• **TASK TO CARRY OUT**
Reproduce every line of the listing as written, apart from the pictures.

[Records]
________________________________________

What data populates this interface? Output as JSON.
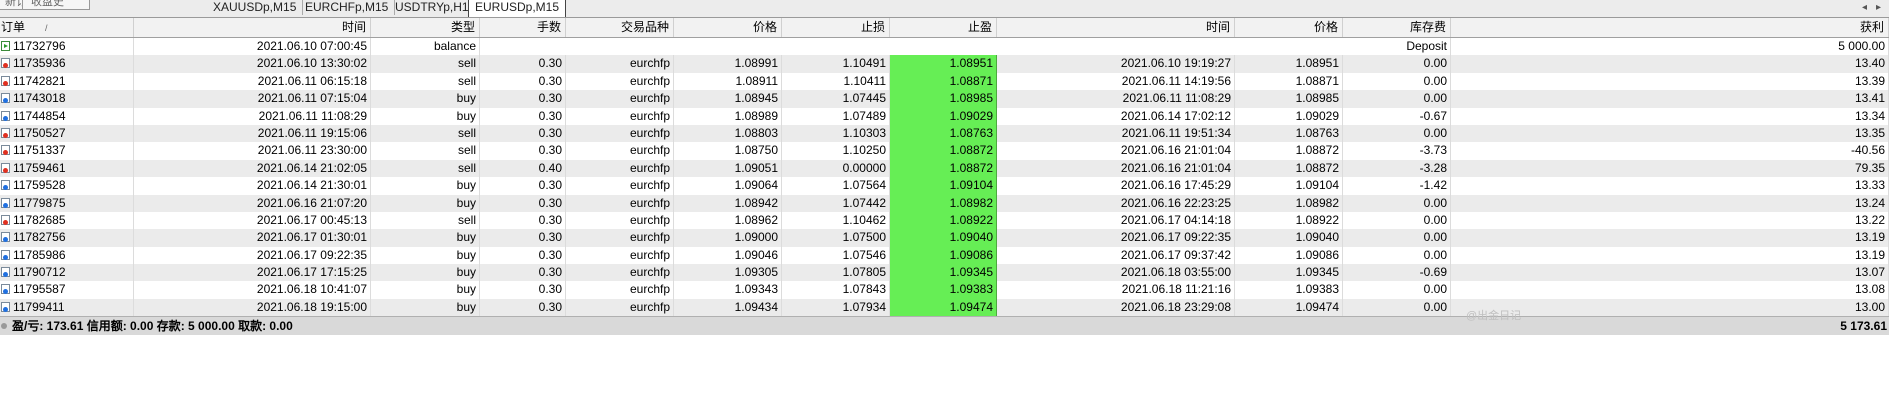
{
  "top_tabs": [
    "新订",
    "收盘史"
  ],
  "chart_tabs": [
    {
      "label": "XAUUSDp,M15",
      "active": false
    },
    {
      "label": "EURCHFp,M15",
      "active": false
    },
    {
      "label": "USDTRYp,H1",
      "active": false
    },
    {
      "label": "EURUSDp,M15",
      "active": true
    }
  ],
  "nav": {
    "left_arrow": "◂",
    "right_arrow": "▸"
  },
  "columns": [
    "订单",
    "时间",
    "类型",
    "手数",
    "交易品种",
    "价格",
    "止损",
    "止盈",
    "时间",
    "价格",
    "库存费",
    "获利"
  ],
  "sort_indicator": "/",
  "colors": {
    "take_profit_bg": "#66ee55",
    "alt_row": "#ebebeb"
  },
  "rows": [
    {
      "order": "11732796",
      "icon": "deposit",
      "open_time": "2021.06.10 07:00:45",
      "type": "balance",
      "lots": "",
      "symbol": "",
      "price": "",
      "sl": "",
      "tp": "",
      "close_time": "",
      "close_price": "",
      "swap": "Deposit",
      "profit": "5 000.00"
    },
    {
      "order": "11735936",
      "icon": "sell",
      "open_time": "2021.06.10 13:30:02",
      "type": "sell",
      "lots": "0.30",
      "symbol": "eurchfp",
      "price": "1.08991",
      "sl": "1.10491",
      "tp": "1.08951",
      "close_time": "2021.06.10 19:19:27",
      "close_price": "1.08951",
      "swap": "0.00",
      "profit": "13.40"
    },
    {
      "order": "11742821",
      "icon": "sell",
      "open_time": "2021.06.11 06:15:18",
      "type": "sell",
      "lots": "0.30",
      "symbol": "eurchfp",
      "price": "1.08911",
      "sl": "1.10411",
      "tp": "1.08871",
      "close_time": "2021.06.11 14:19:56",
      "close_price": "1.08871",
      "swap": "0.00",
      "profit": "13.39"
    },
    {
      "order": "11743018",
      "icon": "buy",
      "open_time": "2021.06.11 07:15:04",
      "type": "buy",
      "lots": "0.30",
      "symbol": "eurchfp",
      "price": "1.08945",
      "sl": "1.07445",
      "tp": "1.08985",
      "close_time": "2021.06.11 11:08:29",
      "close_price": "1.08985",
      "swap": "0.00",
      "profit": "13.41"
    },
    {
      "order": "11744854",
      "icon": "buy",
      "open_time": "2021.06.11 11:08:29",
      "type": "buy",
      "lots": "0.30",
      "symbol": "eurchfp",
      "price": "1.08989",
      "sl": "1.07489",
      "tp": "1.09029",
      "close_time": "2021.06.14 17:02:12",
      "close_price": "1.09029",
      "swap": "-0.67",
      "profit": "13.34"
    },
    {
      "order": "11750527",
      "icon": "sell",
      "open_time": "2021.06.11 19:15:06",
      "type": "sell",
      "lots": "0.30",
      "symbol": "eurchfp",
      "price": "1.08803",
      "sl": "1.10303",
      "tp": "1.08763",
      "close_time": "2021.06.11 19:51:34",
      "close_price": "1.08763",
      "swap": "0.00",
      "profit": "13.35"
    },
    {
      "order": "11751337",
      "icon": "sell",
      "open_time": "2021.06.11 23:30:00",
      "type": "sell",
      "lots": "0.30",
      "symbol": "eurchfp",
      "price": "1.08750",
      "sl": "1.10250",
      "tp": "1.08872",
      "close_time": "2021.06.16 21:01:04",
      "close_price": "1.08872",
      "swap": "-3.73",
      "profit": "-40.56"
    },
    {
      "order": "11759461",
      "icon": "sell",
      "open_time": "2021.06.14 21:02:05",
      "type": "sell",
      "lots": "0.40",
      "symbol": "eurchfp",
      "price": "1.09051",
      "sl": "0.00000",
      "tp": "1.08872",
      "close_time": "2021.06.16 21:01:04",
      "close_price": "1.08872",
      "swap": "-3.28",
      "profit": "79.35"
    },
    {
      "order": "11759528",
      "icon": "buy",
      "open_time": "2021.06.14 21:30:01",
      "type": "buy",
      "lots": "0.30",
      "symbol": "eurchfp",
      "price": "1.09064",
      "sl": "1.07564",
      "tp": "1.09104",
      "close_time": "2021.06.16 17:45:29",
      "close_price": "1.09104",
      "swap": "-1.42",
      "profit": "13.33"
    },
    {
      "order": "11779875",
      "icon": "buy",
      "open_time": "2021.06.16 21:07:20",
      "type": "buy",
      "lots": "0.30",
      "symbol": "eurchfp",
      "price": "1.08942",
      "sl": "1.07442",
      "tp": "1.08982",
      "close_time": "2021.06.16 22:23:25",
      "close_price": "1.08982",
      "swap": "0.00",
      "profit": "13.24"
    },
    {
      "order": "11782685",
      "icon": "sell",
      "open_time": "2021.06.17 00:45:13",
      "type": "sell",
      "lots": "0.30",
      "symbol": "eurchfp",
      "price": "1.08962",
      "sl": "1.10462",
      "tp": "1.08922",
      "close_time": "2021.06.17 04:14:18",
      "close_price": "1.08922",
      "swap": "0.00",
      "profit": "13.22"
    },
    {
      "order": "11782756",
      "icon": "buy",
      "open_time": "2021.06.17 01:30:01",
      "type": "buy",
      "lots": "0.30",
      "symbol": "eurchfp",
      "price": "1.09000",
      "sl": "1.07500",
      "tp": "1.09040",
      "close_time": "2021.06.17 09:22:35",
      "close_price": "1.09040",
      "swap": "0.00",
      "profit": "13.19"
    },
    {
      "order": "11785986",
      "icon": "buy",
      "open_time": "2021.06.17 09:22:35",
      "type": "buy",
      "lots": "0.30",
      "symbol": "eurchfp",
      "price": "1.09046",
      "sl": "1.07546",
      "tp": "1.09086",
      "close_time": "2021.06.17 09:37:42",
      "close_price": "1.09086",
      "swap": "0.00",
      "profit": "13.19"
    },
    {
      "order": "11790712",
      "icon": "buy",
      "open_time": "2021.06.17 17:15:25",
      "type": "buy",
      "lots": "0.30",
      "symbol": "eurchfp",
      "price": "1.09305",
      "sl": "1.07805",
      "tp": "1.09345",
      "close_time": "2021.06.18 03:55:00",
      "close_price": "1.09345",
      "swap": "-0.69",
      "profit": "13.07"
    },
    {
      "order": "11795587",
      "icon": "buy",
      "open_time": "2021.06.18 10:41:07",
      "type": "buy",
      "lots": "0.30",
      "symbol": "eurchfp",
      "price": "1.09343",
      "sl": "1.07843",
      "tp": "1.09383",
      "close_time": "2021.06.18 11:21:16",
      "close_price": "1.09383",
      "swap": "0.00",
      "profit": "13.08"
    },
    {
      "order": "11799411",
      "icon": "buy",
      "open_time": "2021.06.18 19:15:00",
      "type": "buy",
      "lots": "0.30",
      "symbol": "eurchfp",
      "price": "1.09434",
      "sl": "1.07934",
      "tp": "1.09474",
      "close_time": "2021.06.18 23:29:08",
      "close_price": "1.09474",
      "swap": "0.00",
      "profit": "13.00"
    }
  ],
  "footer": {
    "summary": "盈/亏: 173.61  信用额: 0.00  存款: 5 000.00  取款: 0.00",
    "total": "5 173.61"
  },
  "watermark": "@出金日记"
}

________________________________________

• **REPLY**
What data populates this interface? Output as JSON.
{
  "top_tabs": [
    "新订",
    "收盘史"
  ],
  "chart_tabs": [
    {
      "label": "XAUUSDp,M15",
      "active": false
    },
    {
      "label": "EURCHFp,M15",
      "active": false
    },
    {
      "label": "USDTRYp,H1",
      "active": false
    },
    {
      "label": "EURUSDp,M15",
      "active": true
    }
  ],
  "nav": {
    "left_arrow": "◂",
    "right_arrow": "▸"
  },
  "columns": [
    "订单",
    "时间",
    "类型",
    "手数",
    "交易品种",
    "价格",
    "止损",
    "止盈",
    "时间",
    "价格",
    "库存费",
    "获利"
  ],
  "sort_indicator": "/",
  "colors": {
    "take_profit_bg": "#66ee55",
    "alt_row": "#ebebeb"
  },
  "rows": [
    {
      "order": "11732796",
      "icon": "deposit",
      "open_time": "2021.06.10 07:00:45",
      "type": "balance",
      "lots": "",
      "symbol": "",
      "price": "",
      "sl": "",
      "tp": "",
      "close_time": "",
      "close_price": "",
      "swap": "Deposit",
      "profit": "5 000.00"
    },
    {
      "order": "11735936",
      "icon": "sell",
      "open_time": "2021.06.10 13:30:02",
      "type": "sell",
      "lots": "0.30",
      "symbol": "eurchfp",
      "price": "1.08991",
      "sl": "1.10491",
      "tp": "1.08951",
      "close_time": "2021.06.10 19:19:27",
      "close_price": "1.08951",
      "swap": "0.00",
      "profit": "13.40"
    },
    {
      "order": "11742821",
      "icon": "sell",
      "open_time": "2021.06.11 06:15:18",
      "type": "sell",
      "lots": "0.30",
      "symbol": "eurchfp",
      "price": "1.08911",
      "sl": "1.10411",
      "tp": "1.08871",
      "close_time": "2021.06.11 14:19:56",
      "close_price": "1.08871",
      "swap": "0.00",
      "profit": "13.39"
    },
    {
      "order": "11743018",
      "icon": "buy",
      "open_time": "2021.06.11 07:15:04",
      "type": "buy",
      "lots": "0.30",
      "symbol": "eurchfp",
      "price": "1.08945",
      "sl": "1.07445",
      "tp": "1.08985",
      "close_time": "2021.06.11 11:08:29",
      "close_price": "1.08985",
      "swap": "0.00",
      "profit": "13.41"
    },
    {
      "order": "11744854",
      "icon": "buy",
      "open_time": "2021.06.11 11:08:29",
      "type": "buy",
      "lots": "0.30",
      "symbol": "eurchfp",
      "price": "1.08989",
      "sl": "1.07489",
      "tp": "1.09029",
      "close_time": "2021.06.14 17:02:12",
      "close_price": "1.09029",
      "swap": "-0.67",
      "profit": "13.34"
    },
    {
      "order": "11750527",
      "icon": "sell",
      "open_time": "2021.06.11 19:15:06",
      "type": "sell",
      "lots": "0.30",
      "symbol": "eurchfp",
      "price": "1.08803",
      "sl": "1.10303",
      "tp": "1.08763",
      "close_time": "2021.06.11 19:51:34",
      "close_price": "1.08763",
      "swap": "0.00",
      "profit": "13.35"
    },
    {
      "order": "11751337",
      "icon": "sell",
      "open_time": "2021.06.11 23:30:00",
      "type": "sell",
      "lots": "0.30",
      "symbol": "eurchfp",
      "price": "1.08750",
      "sl": "1.10250",
      "tp": "1.08872",
      "close_time": "2021.06.16 21:01:04",
      "close_price": "1.08872",
      "swap": "-3.73",
      "profit": "-40.56"
    },
    {
      "order": "11759461",
      "icon": "sell",
      "open_time": "2021.06.14 21:02:05",
      "type": "sell",
      "lots": "0.40",
      "symbol": "eurchfp",
      "price": "1.09051",
      "sl": "0.00000",
      "tp": "1.08872",
      "close_time": "2021.06.16 21:01:04",
      "close_price": "1.08872",
      "swap": "-3.28",
      "profit": "79.35"
    },
    {
      "order": "11759528",
      "icon": "buy",
      "open_time": "2021.06.14 21:30:01",
      "type": "buy",
      "lots": "0.30",
      "symbol": "eurchfp",
      "price": "1.09064",
      "sl": "1.07564",
      "tp": "1.09104",
      "close_time": "2021.06.16 17:45:29",
      "close_price": "1.09104",
      "swap": "-1.42",
      "profit": "13.33"
    },
    {
      "order": "11779875",
      "icon": "buy",
      "open_time": "2021.06.16 21:07:20",
      "type": "buy",
      "lots": "0.30",
      "symbol": "eurchfp",
      "price": "1.08942",
      "sl": "1.07442",
      "tp": "1.08982",
      "close_time": "2021.06.16 22:23:25",
      "close_price": "1.08982",
      "swap": "0.00",
      "profit": "13.24"
    },
    {
      "order": "11782685",
      "icon": "sell",
      "open_time": "2021.06.17 00:45:13",
      "type": "sell",
      "lots": "0.30",
      "symbol": "eurchfp",
      "price": "1.08962",
      "sl": "1.10462",
      "tp": "1.08922",
      "close_time": "2021.06.17 04:14:18",
      "close_price": "1.08922",
      "swap": "0.00",
      "profit": "13.22"
    },
    {
      "order": "11782756",
      "icon": "buy",
      "open_time": "2021.06.17 01:30:01",
      "type": "buy",
      "lots": "0.30",
      "symbol": "eurchfp",
      "price": "1.09000",
      "sl": "1.07500",
      "tp": "1.09040",
      "close_time": "2021.06.17 09:22:35",
      "close_price": "1.09040",
      "swap": "0.00",
      "profit": "13.19"
    },
    {
      "order": "11785986",
      "icon": "buy",
      "open_time": "2021.06.17 09:22:35",
      "type": "buy",
      "lots": "0.30",
      "symbol": "eurchfp",
      "price": "1.09046",
      "sl": "1.07546",
      "tp": "1.09086",
      "close_time": "2021.06.17 09:37:42",
      "close_price": "1.09086",
      "swap": "0.00",
      "profit": "13.19"
    },
    {
      "order": "11790712",
      "icon": "buy",
      "open_time": "2021.06.17 17:15:25",
      "type": "buy",
      "lots": "0.30",
      "symbol": "eurchfp",
      "price": "1.09305",
      "sl": "1.07805",
      "tp": "1.09345",
      "close_time": "2021.06.18 03:55:00",
      "close_price": "1.09345",
      "swap": "-0.69",
      "profit": "13.07"
    },
    {
      "order": "11795587",
      "icon": "buy",
      "open_time": "2021.06.18 10:41:07",
      "type": "buy",
      "lots": "0.30",
      "symbol": "eurchfp",
      "price": "1.09343",
      "sl": "1.07843",
      "tp": "1.09383",
      "close_time": "2021.06.18 11:21:16",
      "close_price": "1.09383",
      "swap": "0.00",
      "profit": "13.08"
    },
    {
      "order": "11799411",
      "icon": "buy",
      "open_time": "2021.06.18 19:15:00",
      "type": "buy",
      "lots": "0.30",
      "symbol": "eurchfp",
      "price": "1.09434",
      "sl": "1.07934",
      "tp": "1.09474",
      "close_time": "2021.06.18 23:29:08",
      "close_price": "1.09474",
      "swap": "0.00",
      "profit": "13.00"
    }
  ],
  "footer": {
    "summary": "盈/亏: 173.61  信用额: 0.00  存款: 5 000.00  取款: 0.00",
    "total": "5 173.61"
  },
  "watermark": "@出金日记"
}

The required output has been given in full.